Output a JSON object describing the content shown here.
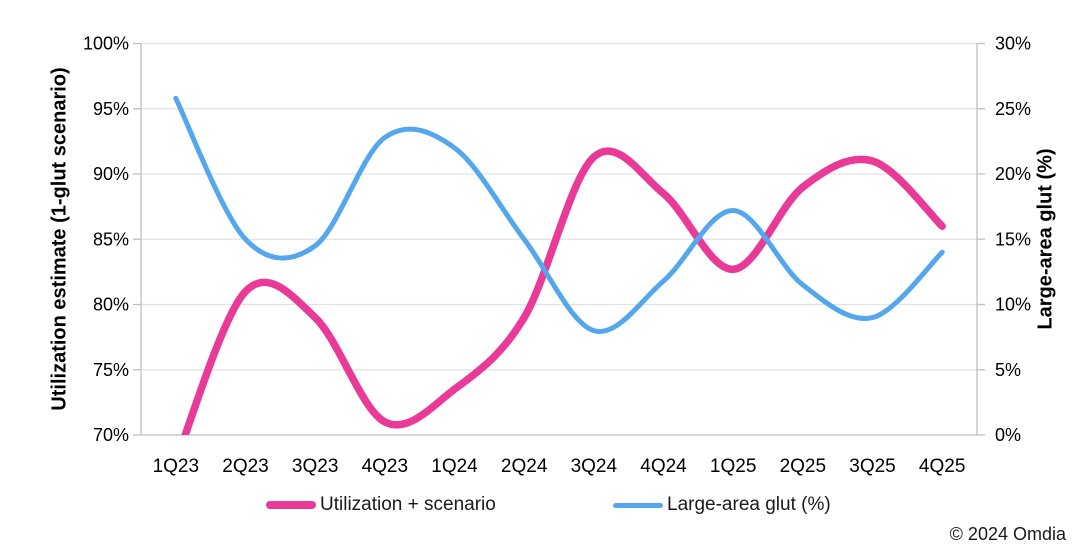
{
  "chart_data": {
    "type": "line",
    "smooth": true,
    "grid": "horizontal",
    "legend_position": "bottom",
    "categories": [
      "1Q23",
      "2Q23",
      "3Q23",
      "4Q23",
      "1Q24",
      "2Q24",
      "3Q24",
      "4Q24",
      "1Q25",
      "2Q25",
      "3Q25",
      "4Q25"
    ],
    "series": [
      {
        "name": "Utilization + scenario",
        "axis": "left",
        "color": "#E93A97",
        "stroke_width": 7.5,
        "values": [
          68,
          81,
          79,
          71,
          73.5,
          79,
          91.3,
          88.5,
          82.7,
          89,
          91,
          86
        ]
      },
      {
        "name": "Large-area glut (%)",
        "axis": "right",
        "color": "#54A7EC",
        "stroke_width": 5,
        "values": [
          25.8,
          15,
          14.5,
          22.8,
          22,
          15,
          8,
          11.8,
          17.2,
          11.5,
          9,
          14
        ]
      }
    ],
    "left_axis": {
      "title": "Utilization estimate (1-glut scenario)",
      "min": 70,
      "max": 100,
      "step": 5,
      "tick_labels": [
        "70%",
        "75%",
        "80%",
        "85%",
        "90%",
        "95%",
        "100%"
      ]
    },
    "right_axis": {
      "title": "Large-area glut (%)",
      "min": 0,
      "max": 30,
      "step": 5,
      "tick_labels": [
        "0%",
        "5%",
        "10%",
        "15%",
        "20%",
        "25%",
        "30%"
      ]
    }
  },
  "colors": {
    "utilization_line": "#E93A97",
    "glut_line": "#54A7EC",
    "gridline": "#E3E3E3",
    "axis_line": "#BFBFBF",
    "text": "#000000"
  },
  "footer": {
    "copyright": "© 2024 Omdia"
  }
}
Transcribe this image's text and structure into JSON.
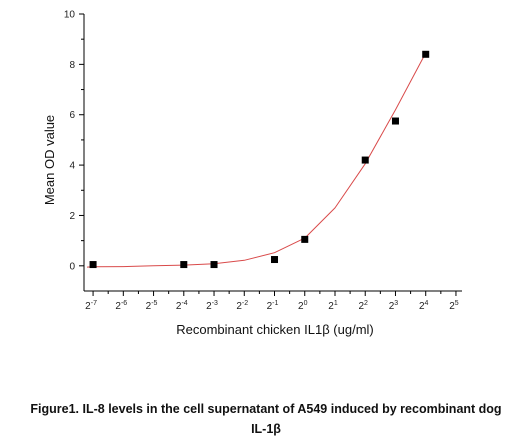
{
  "chart_data": {
    "type": "scatter",
    "xlabel": "Recombinant chicken IL1β (ug/ml)",
    "ylabel": "Mean OD value",
    "xscale": "log2",
    "xlim_exp": [
      -7.3,
      5.2
    ],
    "ylim": [
      -1,
      10
    ],
    "x_ticks": [
      {
        "base": "2",
        "exp": "-7"
      },
      {
        "base": "2",
        "exp": "-6"
      },
      {
        "base": "2",
        "exp": "-5"
      },
      {
        "base": "2",
        "exp": "-4"
      },
      {
        "base": "2",
        "exp": "-3"
      },
      {
        "base": "2",
        "exp": "-2"
      },
      {
        "base": "2",
        "exp": "-1"
      },
      {
        "base": "2",
        "exp": "0"
      },
      {
        "base": "2",
        "exp": "1"
      },
      {
        "base": "2",
        "exp": "2"
      },
      {
        "base": "2",
        "exp": "3"
      },
      {
        "base": "2",
        "exp": "4"
      },
      {
        "base": "2",
        "exp": "5"
      }
    ],
    "y_ticks": [
      0,
      2,
      4,
      6,
      8,
      10
    ],
    "grid": false,
    "series": [
      {
        "marker": "square",
        "x": [
          0.0078125,
          0.0625,
          0.125,
          0.5,
          1,
          4,
          8,
          16
        ],
        "y": [
          0.05,
          0.05,
          0.05,
          0.25,
          1.05,
          4.2,
          5.75,
          8.4
        ]
      }
    ],
    "fit_curve": {
      "x": [
        0.0068,
        0.0078125,
        0.0156,
        0.03125,
        0.0625,
        0.125,
        0.25,
        0.5,
        1,
        2,
        4,
        8,
        16
      ],
      "y": [
        -0.05,
        -0.04,
        -0.03,
        0.0,
        0.03,
        0.08,
        0.22,
        0.52,
        1.1,
        2.3,
        4.05,
        6.2,
        8.45
      ]
    },
    "colors": {
      "points": "#000000",
      "fit": "#d94a4a",
      "axis": "#000000"
    }
  },
  "caption": {
    "line1": "Figure1. IL-8 levels in the cell supernatant of A549 induced by recombinant dog",
    "line2": "IL-1β"
  }
}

:: PROBLEM DETAILS ::
Scan the material above. Copy each line where "area" occurs.

:: SOLVED PROBLEM ::
        "name": "Large-area glut (%)",
      "title": "Large-area glut (%)",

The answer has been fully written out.